**INSTRUCTION**: Below are the records; reproduce all of them exactly but without any images.

::::

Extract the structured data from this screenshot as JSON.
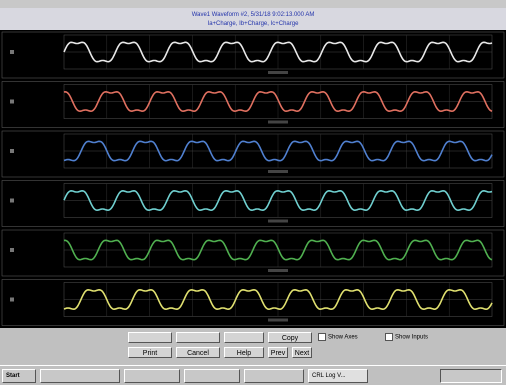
{
  "window": {
    "title": "Wave1 Waveform #2, 5/31/18 9:02:13.000 AM",
    "subtitle": "Ia+Charge, Ib+Charge, Ic+Charge"
  },
  "buttons": {
    "top": [
      "Copy"
    ],
    "bottom": [
      "Print",
      "Cancel",
      "Help",
      "Prev",
      "Next"
    ]
  },
  "checkboxes": [
    "Show Axes",
    "Show Inputs"
  ],
  "taskbar": {
    "start": "Start",
    "items": [
      "CRL Log V..."
    ]
  }
}
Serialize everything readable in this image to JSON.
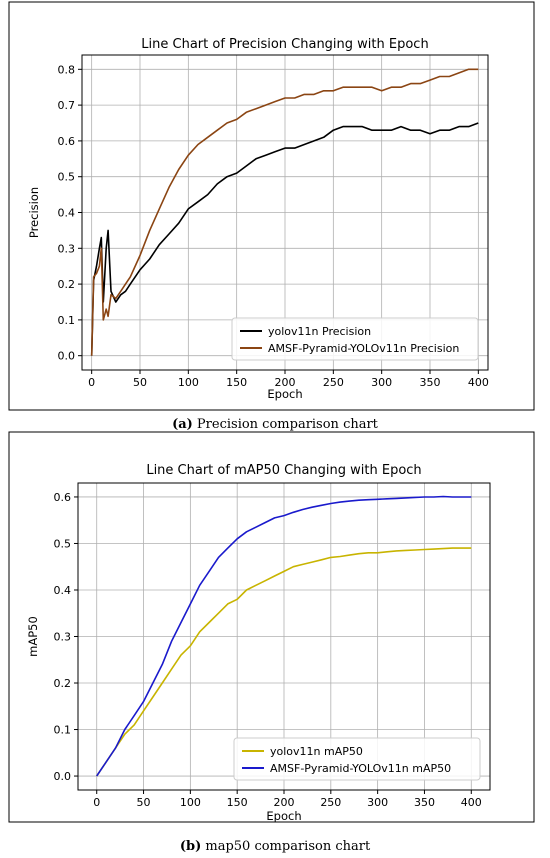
{
  "chart_data": [
    {
      "type": "line",
      "title": "Line Chart of Precision Changing with Epoch",
      "xlabel": "Epoch",
      "ylabel": "Precision",
      "xlim": [
        -10,
        410
      ],
      "ylim": [
        -0.04,
        0.84
      ],
      "xticks": [
        0,
        50,
        100,
        150,
        200,
        250,
        300,
        350,
        400
      ],
      "yticks": [
        0.0,
        0.1,
        0.2,
        0.3,
        0.4,
        0.5,
        0.6,
        0.7,
        0.8
      ],
      "grid": true,
      "legend_position": "lower-right",
      "caption": {
        "label": "(a)",
        "text": " Precision comparison chart"
      },
      "series": [
        {
          "name": "yolov11n Precision",
          "color": "#000000",
          "x": [
            0,
            2,
            5,
            8,
            10,
            12,
            15,
            17,
            20,
            25,
            30,
            35,
            40,
            50,
            60,
            70,
            80,
            90,
            100,
            110,
            120,
            130,
            140,
            150,
            160,
            170,
            180,
            190,
            200,
            210,
            220,
            230,
            240,
            250,
            260,
            270,
            280,
            290,
            300,
            310,
            320,
            330,
            340,
            350,
            360,
            370,
            380,
            390,
            400
          ],
          "y": [
            0.0,
            0.21,
            0.25,
            0.3,
            0.33,
            0.15,
            0.3,
            0.35,
            0.18,
            0.15,
            0.17,
            0.18,
            0.2,
            0.24,
            0.27,
            0.31,
            0.34,
            0.37,
            0.41,
            0.43,
            0.45,
            0.48,
            0.5,
            0.51,
            0.53,
            0.55,
            0.56,
            0.57,
            0.58,
            0.58,
            0.59,
            0.6,
            0.61,
            0.63,
            0.64,
            0.64,
            0.64,
            0.63,
            0.63,
            0.63,
            0.64,
            0.63,
            0.63,
            0.62,
            0.63,
            0.63,
            0.64,
            0.64,
            0.65
          ]
        },
        {
          "name": "AMSF-Pyramid-YOLOv11n Precision",
          "color": "#8b4513",
          "x": [
            0,
            2,
            5,
            8,
            10,
            12,
            15,
            17,
            20,
            25,
            30,
            35,
            40,
            50,
            60,
            70,
            80,
            90,
            100,
            110,
            120,
            130,
            140,
            150,
            160,
            170,
            180,
            190,
            200,
            210,
            220,
            230,
            240,
            250,
            260,
            270,
            280,
            290,
            300,
            310,
            320,
            330,
            340,
            350,
            360,
            370,
            380,
            390,
            400
          ],
          "y": [
            0.0,
            0.22,
            0.23,
            0.25,
            0.3,
            0.1,
            0.13,
            0.11,
            0.17,
            0.16,
            0.18,
            0.2,
            0.22,
            0.28,
            0.35,
            0.41,
            0.47,
            0.52,
            0.56,
            0.59,
            0.61,
            0.63,
            0.65,
            0.66,
            0.68,
            0.69,
            0.7,
            0.71,
            0.72,
            0.72,
            0.73,
            0.73,
            0.74,
            0.74,
            0.75,
            0.75,
            0.75,
            0.75,
            0.74,
            0.75,
            0.75,
            0.76,
            0.76,
            0.77,
            0.78,
            0.78,
            0.79,
            0.8,
            0.8
          ]
        }
      ]
    },
    {
      "type": "line",
      "title": "Line Chart of mAP50 Changing with Epoch",
      "xlabel": "Epoch",
      "ylabel": "mAP50",
      "xlim": [
        -20,
        420
      ],
      "ylim": [
        -0.03,
        0.63
      ],
      "xticks": [
        0,
        50,
        100,
        150,
        200,
        250,
        300,
        350,
        400
      ],
      "yticks": [
        0.0,
        0.1,
        0.2,
        0.3,
        0.4,
        0.5,
        0.6
      ],
      "grid": true,
      "legend_position": "lower-right",
      "caption": {
        "label": "(b)",
        "text": " map50 comparison chart"
      },
      "series": [
        {
          "name": "yolov11n mAP50",
          "color": "#c8b400",
          "x": [
            0,
            10,
            20,
            30,
            40,
            50,
            60,
            70,
            80,
            90,
            100,
            110,
            120,
            130,
            140,
            150,
            160,
            170,
            180,
            190,
            200,
            210,
            220,
            230,
            240,
            250,
            260,
            270,
            280,
            290,
            300,
            310,
            320,
            330,
            340,
            350,
            360,
            370,
            380,
            390,
            400
          ],
          "y": [
            0.0,
            0.03,
            0.06,
            0.09,
            0.11,
            0.14,
            0.17,
            0.2,
            0.23,
            0.26,
            0.28,
            0.31,
            0.33,
            0.35,
            0.37,
            0.38,
            0.4,
            0.41,
            0.42,
            0.43,
            0.44,
            0.45,
            0.455,
            0.46,
            0.465,
            0.47,
            0.472,
            0.475,
            0.478,
            0.48,
            0.48,
            0.482,
            0.484,
            0.485,
            0.486,
            0.487,
            0.488,
            0.489,
            0.49,
            0.49,
            0.49
          ]
        },
        {
          "name": "AMSF-Pyramid-YOLOv11n mAP50",
          "color": "#1a1acc",
          "x": [
            0,
            10,
            20,
            30,
            40,
            50,
            60,
            70,
            80,
            90,
            100,
            110,
            120,
            130,
            140,
            150,
            160,
            170,
            180,
            190,
            200,
            210,
            220,
            230,
            240,
            250,
            260,
            270,
            280,
            290,
            300,
            310,
            320,
            330,
            340,
            350,
            360,
            370,
            380,
            390,
            400
          ],
          "y": [
            0.0,
            0.03,
            0.06,
            0.1,
            0.13,
            0.16,
            0.2,
            0.24,
            0.29,
            0.33,
            0.37,
            0.41,
            0.44,
            0.47,
            0.49,
            0.51,
            0.525,
            0.535,
            0.545,
            0.555,
            0.56,
            0.567,
            0.573,
            0.578,
            0.582,
            0.586,
            0.589,
            0.591,
            0.593,
            0.594,
            0.595,
            0.596,
            0.597,
            0.598,
            0.599,
            0.6,
            0.6,
            0.601,
            0.6,
            0.6,
            0.6
          ]
        }
      ]
    }
  ]
}
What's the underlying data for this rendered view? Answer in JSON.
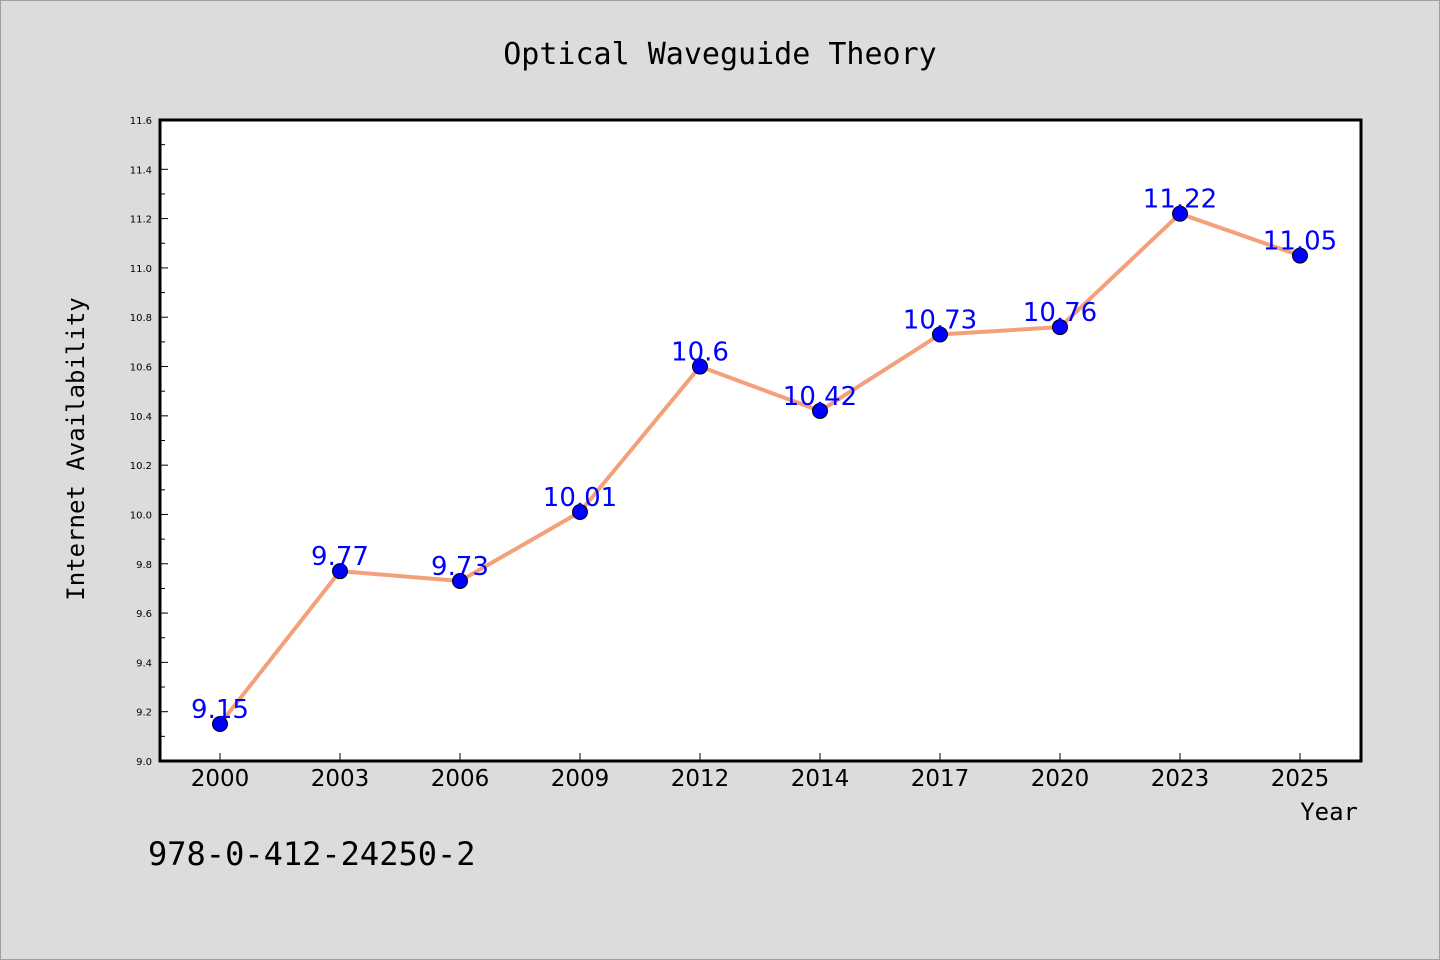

::::

**COMPLETE ANSWER**:
Extract the structured data from this screenshot as JSON.
{
  "window": {
    "title": "Wave1 Waveform #2, 5/31/18 9:02:13.000 AM",
    "subtitle": "Ia+Charge, Ib+Charge, Ic+Charge"
  },
  "buttons": {
    "top": [
      "Copy"
    ],
    "bottom": [
      "Print",
      "Cancel",
      "Help",
      "Prev",
      "Next"
    ]
  },
  "checkboxes": [
    "Show Axes",
    "Show Inputs"
  ],
  "taskbar": {
    "start": "Start",
    "items": [
      "CRL Log V..."
    ]
  }
}
Serialize everything readable in this image to JSON.
{
  "chart_data": [
    {
      "type": "line",
      "title": "Line Chart of Precision Changing with Epoch",
      "xlabel": "Epoch",
      "ylabel": "Precision",
      "xlim": [
        -10,
        410
      ],
      "ylim": [
        -0.04,
        0.84
      ],
      "xticks": [
        0,
        50,
        100,
        150,
        200,
        250,
        300,
        350,
        400
      ],
      "yticks": [
        0.0,
        0.1,
        0.2,
        0.3,
        0.4,
        0.5,
        0.6,
        0.7,
        0.8
      ],
      "grid": true,
      "legend_position": "lower-right",
      "caption": {
        "label": "(a)",
        "text": " Precision comparison chart"
      },
      "series": [
        {
          "name": "yolov11n Precision",
          "color": "#000000",
          "x": [
            0,
            2,
            5,
            8,
            10,
            12,
            15,
            17,
            20,
            25,
            30,
            35,
            40,
            50,
            60,
            70,
            80,
            90,
            100,
            110,
            120,
            130,
            140,
            150,
            160,
            170,
            180,
            190,
            200,
            210,
            220,
            230,
            240,
            250,
            260,
            270,
            280,
            290,
            300,
            310,
            320,
            330,
            340,
            350,
            360,
            370,
            380,
            390,
            400
          ],
          "y": [
            0.0,
            0.21,
            0.25,
            0.3,
            0.33,
            0.15,
            0.3,
            0.35,
            0.18,
            0.15,
            0.17,
            0.18,
            0.2,
            0.24,
            0.27,
            0.31,
            0.34,
            0.37,
            0.41,
            0.43,
            0.45,
            0.48,
            0.5,
            0.51,
            0.53,
            0.55,
            0.56,
            0.57,
            0.58,
            0.58,
            0.59,
            0.6,
            0.61,
            0.63,
            0.64,
            0.64,
            0.64,
            0.63,
            0.63,
            0.63,
            0.64,
            0.63,
            0.63,
            0.62,
            0.63,
            0.63,
            0.64,
            0.64,
            0.65
          ]
        },
        {
          "name": "AMSF-Pyramid-YOLOv11n Precision",
          "color": "#8b4513",
          "x": [
            0,
            2,
            5,
            8,
            10,
            12,
            15,
            17,
            20,
            25,
            30,
            35,
            40,
            50,
            60,
            70,
            80,
            90,
            100,
            110,
            120,
            130,
            140,
            150,
            160,
            170,
            180,
            190,
            200,
            210,
            220,
            230,
            240,
            250,
            260,
            270,
            280,
            290,
            300,
            310,
            320,
            330,
            340,
            350,
            360,
            370,
            380,
            390,
            400
          ],
          "y": [
            0.0,
            0.22,
            0.23,
            0.25,
            0.3,
            0.1,
            0.13,
            0.11,
            0.17,
            0.16,
            0.18,
            0.2,
            0.22,
            0.28,
            0.35,
            0.41,
            0.47,
            0.52,
            0.56,
            0.59,
            0.61,
            0.63,
            0.65,
            0.66,
            0.68,
            0.69,
            0.7,
            0.71,
            0.72,
            0.72,
            0.73,
            0.73,
            0.74,
            0.74,
            0.75,
            0.75,
            0.75,
            0.75,
            0.74,
            0.75,
            0.75,
            0.76,
            0.76,
            0.77,
            0.78,
            0.78,
            0.79,
            0.8,
            0.8
          ]
        }
      ]
    },
    {
      "type": "line",
      "title": "Line Chart of mAP50 Changing with Epoch",
      "xlabel": "Epoch",
      "ylabel": "mAP50",
      "xlim": [
        -20,
        420
      ],
      "ylim": [
        -0.03,
        0.63
      ],
      "xticks": [
        0,
        50,
        100,
        150,
        200,
        250,
        300,
        350,
        400
      ],
      "yticks": [
        0.0,
        0.1,
        0.2,
        0.3,
        0.4,
        0.5,
        0.6
      ],
      "grid": true,
      "legend_position": "lower-right",
      "caption": {
        "label": "(b)",
        "text": " map50 comparison chart"
      },
      "series": [
        {
          "name": "yolov11n mAP50",
          "color": "#c8b400",
          "x": [
            0,
            10,
            20,
            30,
            40,
            50,
            60,
            70,
            80,
            90,
            100,
            110,
            120,
            130,
            140,
            150,
            160,
            170,
            180,
            190,
            200,
            210,
            220,
            230,
            240,
            250,
            260,
            270,
            280,
            290,
            300,
            310,
            320,
            330,
            340,
            350,
            360,
            370,
            380,
            390,
            400
          ],
          "y": [
            0.0,
            0.03,
            0.06,
            0.09,
            0.11,
            0.14,
            0.17,
            0.2,
            0.23,
            0.26,
            0.28,
            0.31,
            0.33,
            0.35,
            0.37,
            0.38,
            0.4,
            0.41,
            0.42,
            0.43,
            0.44,
            0.45,
            0.455,
            0.46,
            0.465,
            0.47,
            0.472,
            0.475,
            0.478,
            0.48,
            0.48,
            0.482,
            0.484,
            0.485,
            0.486,
            0.487,
            0.488,
            0.489,
            0.49,
            0.49,
            0.49
          ]
        },
        {
          "name": "AMSF-Pyramid-YOLOv11n mAP50",
          "color": "#1a1acc",
          "x": [
            0,
            10,
            20,
            30,
            40,
            50,
            60,
            70,
            80,
            90,
            100,
            110,
            120,
            130,
            140,
            150,
            160,
            170,
            180,
            190,
            200,
            210,
            220,
            230,
            240,
            250,
            260,
            270,
            280,
            290,
            300,
            310,
            320,
            330,
            340,
            350,
            360,
            370,
            380,
            390,
            400
          ],
          "y": [
            0.0,
            0.03,
            0.06,
            0.1,
            0.13,
            0.16,
            0.2,
            0.24,
            0.29,
            0.33,
            0.37,
            0.41,
            0.44,
            0.47,
            0.49,
            0.51,
            0.525,
            0.535,
            0.545,
            0.555,
            0.56,
            0.567,
            0.573,
            0.578,
            0.582,
            0.586,
            0.589,
            0.591,
            0.593,
            0.594,
            0.595,
            0.596,
            0.597,
            0.598,
            0.599,
            0.6,
            0.6,
            0.601,
            0.6,
            0.6,
            0.6
          ]
        }
      ]
    }
  ]
}
What's the underlying data for this rendered view? Answer in JSON.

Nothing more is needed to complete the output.